SELECTED TEXT ▸
##############################
My dad was an alcoholic and Christmas was his favorite time of the year to tear up the house, a futile attempt to destroy my mother’s Christmas spirit.
He never succeeded with her, but he made me dread Christmas.
When I was a young mother, I didn’t really celebrate Christmas, not until the kids were toddlers and even then, I just went through the motions for them.
When I was twenty-seven, I got remarried to a man who made a big deal of Christmas.
Until our first Christmas together, I had never put up more than a 2′ ceramic tree, and only because my mom had special ordered it for me.
Our first year together, we put up a 6′ tree with all the trimmings and we surrounded it with presents.
The kids were so excited on Christmas morning and it was contagious.
From that point on, I grew to love Christmas and all that it meant to the kids.
My mom was so proud of me for overcoming my childhood Christmas phobias and soon, I had enough homemade decorations from my mother to cover an entire tree.
I used to love to send her pictures of the tree decorated with her ornaments.
I put up big trees until my youngest moved out, and then I still put up trees, just not as large.
As my kids had kids of their own, I split Mom’s decorations between them and I bought new decorations for me.
Every year, I would do a different theme, bouncing between girly and guy.
All miniature dolls and fairies one year and all Harley-Davidson decorations another year. Pink trees, white trees, purple trees, gold and green. Even a Palm tree one year.
Then, my mom, Grace, died in 2009.
I had a hard time again, but my sister, Cherie, talked me into putting up a tree just for my mom and she sent me butterflies and fairies to decorate it.
That was my first Christmas for Grace.
The next year, it. became a tradition, one tree for Mom, one for me.
Three years ago, my husband and I split up and although I put up a small tree for Mom, I didn’t really celebrate Christmas.
We got back together after seven months and we had two more nice Christmases together, but we separated again this fall, and now here I am, my second Christmas without him in thirty-eight years.
I really didn’t know how I was going to get through it.
I decided the first thing I needed to do was to buy a Christmas tree in a color I had never had before.
I resisted the urge to buy blue for a Blue Christmas, and before I could change my mind, I ordered a turquoise colored Christmas tree. That was in October.
It sat in the box for about a month, while I thought about it.
What would I put on it?
That’s when my sweet friend, Michelle Marie, came to the rescue. She called and offered me enough decorations to do my whole tree. When she brought them to me on Thanksgiving weekend, I was thrilled. They were so beautiful and unlike anything I had ever used before.
##############################
PROVIDED MATERIAL ▸
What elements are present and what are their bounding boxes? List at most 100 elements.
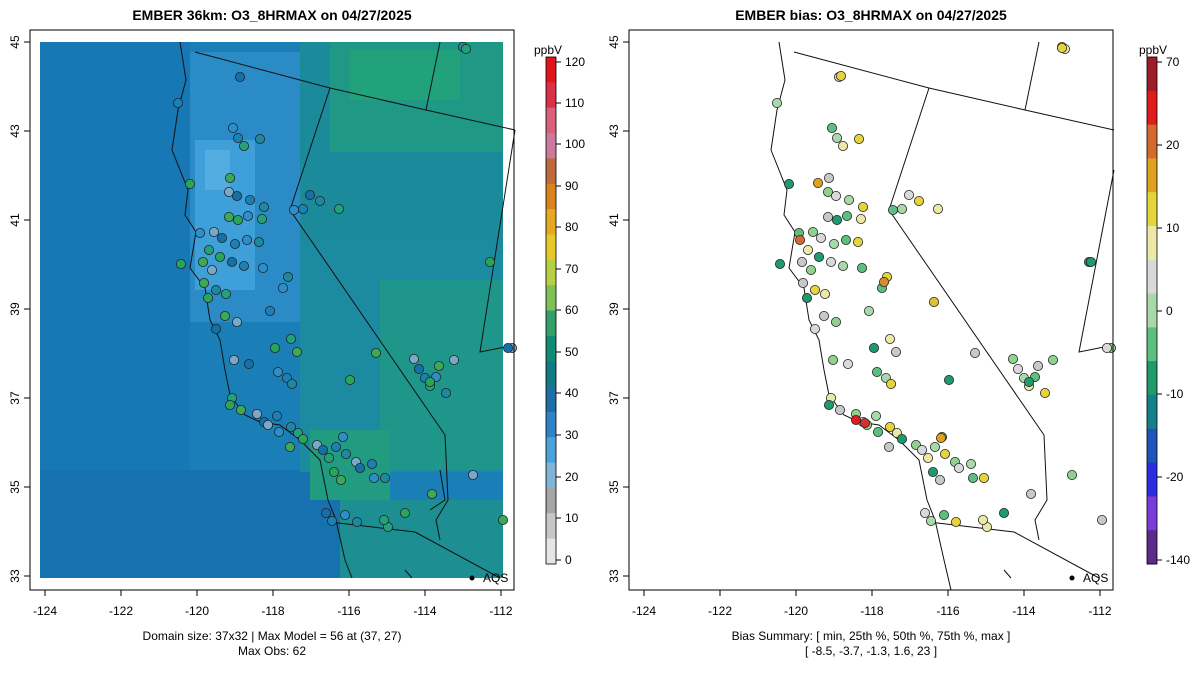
bias-site-marker [835, 404, 846, 415]
left-observation-sites [172, 42, 517, 533]
observation-site-marker [210, 323, 221, 334]
observation-site-marker [351, 517, 362, 528]
colorbar-swatch [1147, 293, 1157, 328]
bias-site-marker [1067, 469, 1078, 480]
bias-site-marker [829, 238, 840, 249]
left-colorbar-unit: ppbV [534, 43, 562, 57]
observation-site-marker [335, 474, 346, 485]
observation-site-marker [408, 353, 419, 364]
observation-site-marker [172, 98, 183, 109]
bias-site-marker [1102, 342, 1113, 353]
observation-site-marker [328, 466, 339, 477]
observation-site-marker [317, 444, 328, 455]
colorbar-swatch [546, 209, 556, 235]
y-tick-label: 43 [8, 124, 22, 138]
y-tick-label: 43 [607, 124, 621, 138]
bias-site-marker [803, 244, 814, 255]
left-panel-title: EMBER 36km: O3_8HRMAX on 04/27/2025 [132, 7, 412, 23]
bias-site-marker [1013, 363, 1024, 374]
observation-site-marker [242, 210, 253, 221]
bias-site-marker [857, 262, 868, 273]
bias-site-marker [841, 234, 852, 245]
colorbar-swatch [546, 183, 556, 210]
right-footer-line-1: Bias Summary: [ min, 25th %, 50th %, 75t… [732, 629, 1011, 643]
observation-site-marker [366, 458, 377, 469]
bias-site-marker [824, 172, 835, 183]
colorbar-swatch [546, 411, 556, 438]
bias-site-marker [920, 507, 931, 518]
observation-site-marker [251, 408, 262, 419]
colorbar-swatch [546, 361, 556, 388]
observation-site-marker [224, 399, 235, 410]
bias-site-marker [814, 251, 825, 262]
observation-site-marker [344, 374, 355, 385]
bias-site-marker [929, 296, 940, 307]
bias-site-marker [823, 186, 834, 197]
bias-site-marker [928, 466, 939, 477]
observation-site-marker [264, 305, 275, 316]
bias-site-marker [838, 260, 849, 271]
bias-site-marker [968, 472, 979, 483]
bias-site-marker [884, 441, 895, 452]
bias-site-marker [978, 515, 989, 526]
colorbar-tick-label: 0 [1166, 304, 1173, 318]
bias-site-marker [954, 462, 965, 473]
observation-site-marker [285, 421, 296, 432]
bias-site-marker [864, 305, 875, 316]
colorbar-swatch [1147, 327, 1157, 362]
colorbar-tick-label: 70 [565, 262, 579, 276]
observation-site-marker [333, 203, 344, 214]
colorbar-swatch [1147, 226, 1157, 261]
colorbar-tick-label: 120 [565, 55, 585, 69]
observation-site-marker [238, 260, 249, 271]
observation-site-marker [297, 433, 308, 444]
y-tick-label: 33 [607, 569, 621, 583]
bias-site-marker [826, 256, 837, 267]
observation-site-marker [323, 452, 334, 463]
x-tick-label: -116 [337, 604, 360, 618]
bias-site-marker [819, 310, 830, 321]
colorbar-tick-label: 10 [565, 511, 579, 525]
left-x-axis: -124 -122 -120 -118 -116 -114 -112 [33, 590, 513, 618]
left-y-axis: 45 43 41 39 37 35 33 [8, 35, 30, 583]
right-x-axis: -124 -122 -120 -118 -116 -114 -112 [632, 590, 1112, 618]
bias-site-marker [936, 432, 947, 443]
observation-site-marker [203, 244, 214, 255]
right-y-axis: 45 43 41 39 37 35 33 [607, 35, 629, 583]
bias-site-marker [832, 214, 843, 225]
observation-site-marker [379, 472, 390, 483]
colorbar-swatch [1147, 530, 1157, 565]
bias-site-marker [873, 426, 884, 437]
bias-site-marker [797, 256, 808, 267]
colorbar-swatch [1147, 90, 1157, 126]
observation-site-marker [424, 376, 435, 387]
bias-site-marker [879, 276, 890, 287]
right-observation-sites [772, 42, 1117, 533]
colorbar-tick-label: 20 [1166, 138, 1180, 152]
bias-site-marker [923, 452, 934, 463]
y-tick-label: 41 [8, 213, 22, 227]
observation-site-marker [337, 431, 348, 442]
bias-site-marker [802, 292, 813, 303]
colorbar-swatch [546, 487, 556, 514]
observation-site-marker [220, 288, 231, 299]
observation-site-marker [210, 284, 221, 295]
observation-site-marker [262, 419, 273, 430]
coastline-and-borders [171, 41, 516, 579]
bias-site-marker [860, 417, 871, 428]
y-tick-label: 37 [8, 391, 22, 405]
observation-site-marker [232, 132, 243, 143]
x-tick-label: -118 [261, 604, 284, 618]
left-footer-line-1: Domain size: 37x32 | Max Model = 56 at (… [143, 629, 402, 643]
colorbar-swatch [546, 82, 556, 109]
bias-site-marker [966, 458, 977, 469]
observation-site-marker [257, 262, 268, 273]
x-tick-label: -120 [185, 604, 209, 618]
observation-site-marker [197, 256, 208, 267]
bias-site-marker [1008, 353, 1019, 364]
bias-site-marker [871, 410, 882, 421]
colorbar-tick-label: 10 [1166, 221, 1180, 235]
aqs-legend-marker-bias [1069, 575, 1075, 581]
observation-site-marker [291, 346, 302, 357]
##############################
REQUIRED ACTIONS ▸
**a.** In the Christmas essay, what color of Christmas tree did the writer order in October?
**b.** Resume the Christmas essay, picking up right after its final sentence.

ANSWERS PER TASK ▸
**a.** A turquoise one.

**b.**
My kids came with their kids for Thanksgiving weekend and I asked the three youngest ones to decorate the tree.
Four-year old Mile Mae, got on her daddy’s shoulders to put the star on, and while the entire tree leans, including the star, it’s perfectly imperfect. It’s rather Grinch like, and that was my mom’s favorite movie.
After they were all gone, I brought out some of my little fairies, my mom’s butterflies and a few special ornaments. I added them to the tree. The tree lights are pink and at night, it changes the tree’s color and the walls around it glow.
So, although it is a sad Christmas for me in many ways, I have kept my Christmas spirit going, partly in honor of my mother who refused to let an insane alcoholic destroy her Christmas spirit and partly in honor of myself, because I deserve a happy and blessed Christmas, and yes, I am blessed.
I have fifteen grandkids and five great-grandchildren, a beautiful, warm home, food and everything I need.
I firmly believe Jesus is the reason for the season, but when your grandkids are small, it’s also about glitz and glitter and shiny presents and stockings filled to the brim, hugs and love, Oreo’s and milk, all waiting for them at Grammy’s house.
So this tree is for them, and for my mom, the woman who taught me that your Christmas will become whatever you choose to make it, and for my sister, who wouldn’t let me quit Christmas after my mom died.
Special thanks to Michelle Marie for the perfectly timed decorations and thank you Jesus, for another Christmas and another chance to make memories with my family and friends.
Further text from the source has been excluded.